start Dataset excerpts

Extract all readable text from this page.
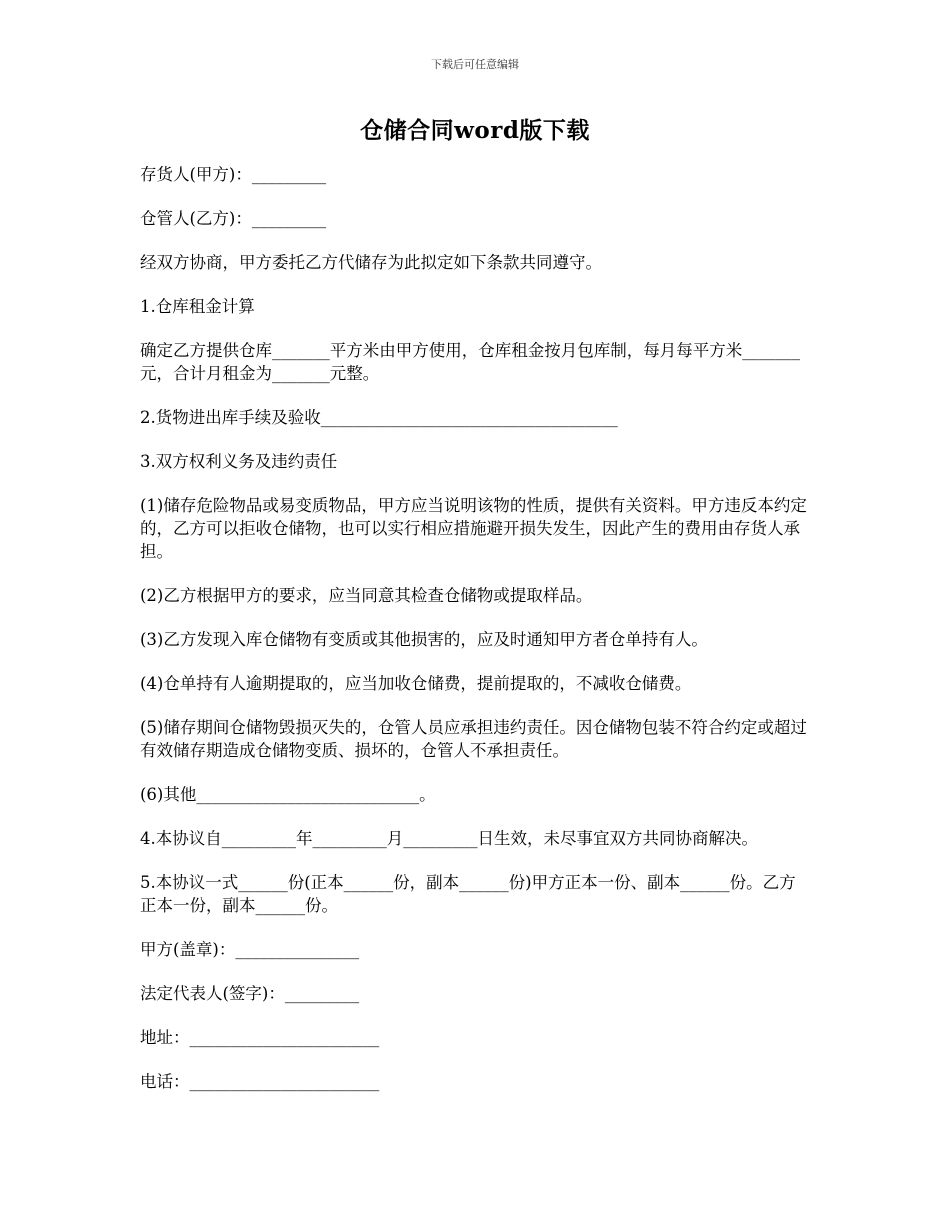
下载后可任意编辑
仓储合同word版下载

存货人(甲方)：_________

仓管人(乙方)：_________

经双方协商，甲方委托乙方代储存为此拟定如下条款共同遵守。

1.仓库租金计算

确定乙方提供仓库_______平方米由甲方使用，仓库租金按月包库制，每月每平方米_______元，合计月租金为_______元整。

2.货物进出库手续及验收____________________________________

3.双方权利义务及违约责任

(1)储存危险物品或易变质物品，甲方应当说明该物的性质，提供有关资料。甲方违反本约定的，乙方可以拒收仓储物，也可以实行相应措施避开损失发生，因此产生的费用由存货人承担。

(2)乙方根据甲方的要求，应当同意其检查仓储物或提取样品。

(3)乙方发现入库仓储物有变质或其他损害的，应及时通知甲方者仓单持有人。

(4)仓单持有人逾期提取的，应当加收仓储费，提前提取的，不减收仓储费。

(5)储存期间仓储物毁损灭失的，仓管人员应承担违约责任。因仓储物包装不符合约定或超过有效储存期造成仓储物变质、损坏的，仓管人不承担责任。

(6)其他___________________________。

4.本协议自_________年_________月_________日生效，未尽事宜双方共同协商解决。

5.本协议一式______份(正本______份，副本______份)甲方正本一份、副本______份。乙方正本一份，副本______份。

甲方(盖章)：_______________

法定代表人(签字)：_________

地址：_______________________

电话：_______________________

end Dataset excerpts
start Dataset excerpts

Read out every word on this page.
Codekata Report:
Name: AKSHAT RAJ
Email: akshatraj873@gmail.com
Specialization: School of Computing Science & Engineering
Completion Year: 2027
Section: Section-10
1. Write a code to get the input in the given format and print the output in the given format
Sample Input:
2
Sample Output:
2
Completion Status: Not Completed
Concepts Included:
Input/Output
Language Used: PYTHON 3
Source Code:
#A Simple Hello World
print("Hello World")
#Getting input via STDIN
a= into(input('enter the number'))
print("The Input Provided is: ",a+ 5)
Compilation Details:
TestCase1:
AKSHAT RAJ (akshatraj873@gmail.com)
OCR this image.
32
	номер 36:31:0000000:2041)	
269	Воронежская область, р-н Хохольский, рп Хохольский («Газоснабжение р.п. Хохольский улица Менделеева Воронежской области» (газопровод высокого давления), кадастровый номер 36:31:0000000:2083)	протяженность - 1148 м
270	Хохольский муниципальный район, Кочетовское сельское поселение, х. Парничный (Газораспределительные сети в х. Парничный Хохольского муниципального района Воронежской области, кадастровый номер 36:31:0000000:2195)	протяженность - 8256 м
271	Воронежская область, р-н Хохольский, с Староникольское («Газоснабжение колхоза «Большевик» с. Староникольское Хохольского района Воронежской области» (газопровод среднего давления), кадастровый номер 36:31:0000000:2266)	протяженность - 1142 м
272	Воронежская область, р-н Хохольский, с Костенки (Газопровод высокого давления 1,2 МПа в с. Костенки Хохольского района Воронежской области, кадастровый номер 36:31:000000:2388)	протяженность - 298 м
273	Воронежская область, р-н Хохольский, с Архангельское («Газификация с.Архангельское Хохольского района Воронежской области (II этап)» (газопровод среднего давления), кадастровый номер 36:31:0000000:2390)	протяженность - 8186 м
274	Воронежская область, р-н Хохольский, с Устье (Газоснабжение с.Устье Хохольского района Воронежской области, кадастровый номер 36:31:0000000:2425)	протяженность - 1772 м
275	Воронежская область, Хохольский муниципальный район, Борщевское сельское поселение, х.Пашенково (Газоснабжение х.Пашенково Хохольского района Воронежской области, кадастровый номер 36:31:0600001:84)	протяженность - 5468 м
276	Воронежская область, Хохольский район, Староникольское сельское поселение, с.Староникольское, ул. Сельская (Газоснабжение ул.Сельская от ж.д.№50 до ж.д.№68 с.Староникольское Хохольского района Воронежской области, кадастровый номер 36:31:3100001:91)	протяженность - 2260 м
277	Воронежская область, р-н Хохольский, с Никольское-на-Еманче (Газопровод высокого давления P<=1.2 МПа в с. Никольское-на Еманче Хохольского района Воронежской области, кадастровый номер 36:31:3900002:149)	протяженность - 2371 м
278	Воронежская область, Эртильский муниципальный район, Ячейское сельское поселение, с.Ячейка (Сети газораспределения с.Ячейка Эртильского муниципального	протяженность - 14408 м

end Dataset excerpts
start Dataset excerpts

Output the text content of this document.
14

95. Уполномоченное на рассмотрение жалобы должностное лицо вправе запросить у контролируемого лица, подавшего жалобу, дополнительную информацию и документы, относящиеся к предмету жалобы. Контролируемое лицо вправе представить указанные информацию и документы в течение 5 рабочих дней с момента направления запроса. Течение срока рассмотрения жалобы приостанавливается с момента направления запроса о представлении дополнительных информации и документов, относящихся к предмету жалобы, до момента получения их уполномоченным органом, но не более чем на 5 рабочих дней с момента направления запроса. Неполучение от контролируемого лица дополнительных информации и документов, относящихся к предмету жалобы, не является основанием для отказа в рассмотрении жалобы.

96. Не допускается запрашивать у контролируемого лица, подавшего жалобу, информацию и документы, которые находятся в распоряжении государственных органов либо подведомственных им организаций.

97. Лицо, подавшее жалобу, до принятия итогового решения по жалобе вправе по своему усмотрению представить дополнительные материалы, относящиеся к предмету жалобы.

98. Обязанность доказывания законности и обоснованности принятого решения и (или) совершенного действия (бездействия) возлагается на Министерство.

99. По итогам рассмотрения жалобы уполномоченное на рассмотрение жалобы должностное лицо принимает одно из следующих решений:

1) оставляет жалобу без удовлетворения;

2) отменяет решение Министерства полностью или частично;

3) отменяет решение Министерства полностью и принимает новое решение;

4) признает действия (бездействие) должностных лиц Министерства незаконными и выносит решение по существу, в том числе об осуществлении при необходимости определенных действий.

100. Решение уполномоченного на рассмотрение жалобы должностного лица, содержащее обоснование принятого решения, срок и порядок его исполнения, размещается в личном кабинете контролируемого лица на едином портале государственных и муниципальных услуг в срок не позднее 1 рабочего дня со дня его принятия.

end Dataset excerpts

[Work to be completed]: Copy every line in the records above that contains the word "среднего".

[Final answer]:
271	Воронежская область, р-н Хохольский, с Староникольское («Газоснабжение колхоза «Большевик» с. Староникольское Хохольского района Воронежской области» (газопровод среднего давления), кадастровый номер 36:31:0000000:2266)	протяженность - 1142 м
273	Воронежская область, р-н Хохольский, с Архангельское («Газификация с.Архангельское Хохольского района Воронежской области (II этап)» (газопровод среднего давления), кадастровый номер 36:31:0000000:2390)	протяженность - 8186 м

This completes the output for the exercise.